**Your objective**: State how many lines of the records contain the string "Woche", and give no other information.

Data excerpts
-- begin --
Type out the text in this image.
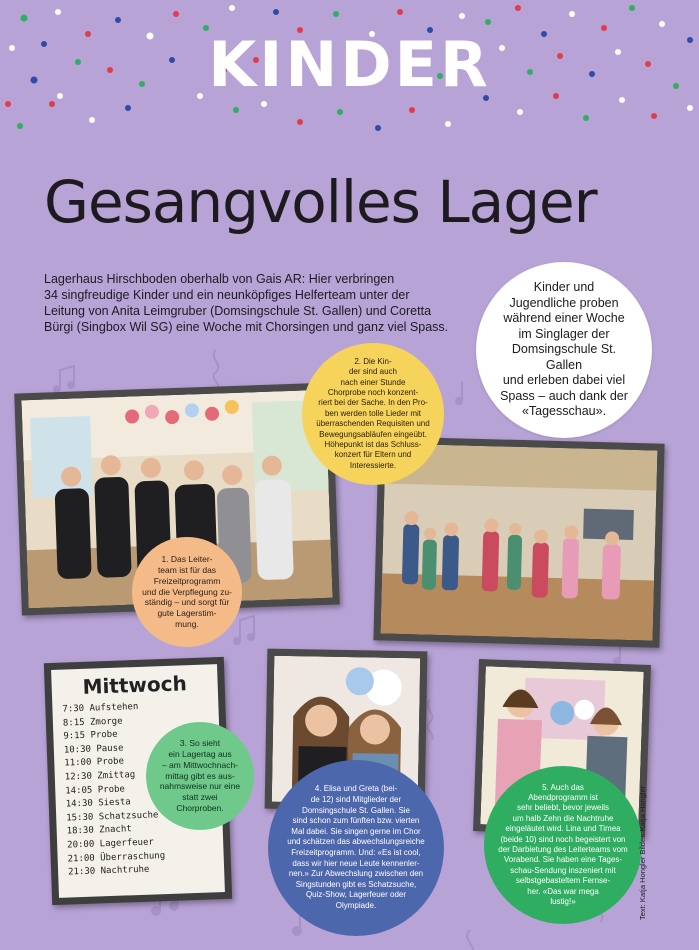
KINDER
Gesangvolles Lager
Lagerhaus Hirschboden oberhalb von Gais AR: Hier verbringen
34 singfreudige Kinder und ein neunköpfiges Helferteam unter der
Leitung von Anita Leimgruber (Domsingschule St. Gallen) und Coretta
Bürgi (Singbox Wil SG) eine Woche mit Chorsingen und ganz viel Spass.

Kinder und
Jugendliche proben
während einer Woche
im Singlager der
Domsingschule St. Gallen
und erleben dabei viel
Spass – auch dank der
«Tagesschau».

Mittwoch
7:30 Aufstehen
8:15 Zmorge
9:15 Probe
10:30 Pause
11:00 Probe
12:30 Zmittag
14:05 Probe
14:30 Siesta
15:30 Schatzsuche
18:30 Znacht
20:00 Lagerfeuer
21:00 Überraschung
21:30 Nachtruhe

1. Das Leiter-
team ist für das
Freizeitprogramm
und die Verpflegung zu-
ständig – und sorgt für
gute Lagerstim-
mung.

2. Die Kin-
der sind auch
nach einer Stunde
Chorprobe noch konzent-
riert bei der Sache. In den Pro-
ben werden tolle Lieder mit
überraschenden Requisiten und
Bewegungsabläufen eingeübt.
Höhepunkt ist das Schluss-
konzert für Eltern und
Interessierte.

3. So sieht
ein Lagertag aus
– am Mittwochnach-
mittag gibt es aus-
nahmsweise nur eine
statt zwei
Chorproben.

4. Elisa und Greta (bei-
de 12) sind Mitglieder der
Domsingschule St. Gallen. Sie
sind schon zum fünften bzw. vierten
Mal dabei. Sie singen gerne im Chor
und schätzen das abwechslungsreiche
Freizeitprogramm. Und: «Es ist cool,
dass wir hier neue Leute kennenler-
nen.» Zur Abwechslung zwischen den
Singstunden gibt es Schatzsuche,
Quiz-Show, Lagerfeuer oder
Olympiade.

5. Auch das
Abendprogramm ist
sehr beliebt, bevor jeweils
um halb Zehn die Nachtruhe
eingeläutet wird. Lina und Timea
(beide 10) sind noch begeistert von
der Darbietung des Leiterteams vom
Vorabend. Sie haben eine Tages-
schau-Sendung inszeniert mit
selbstgebasteltem Fernse-
her. «Das war mega
lustig!»	Text: Katja Hongler Bilder: Katja Hongler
-- end --
**Written answer**: 2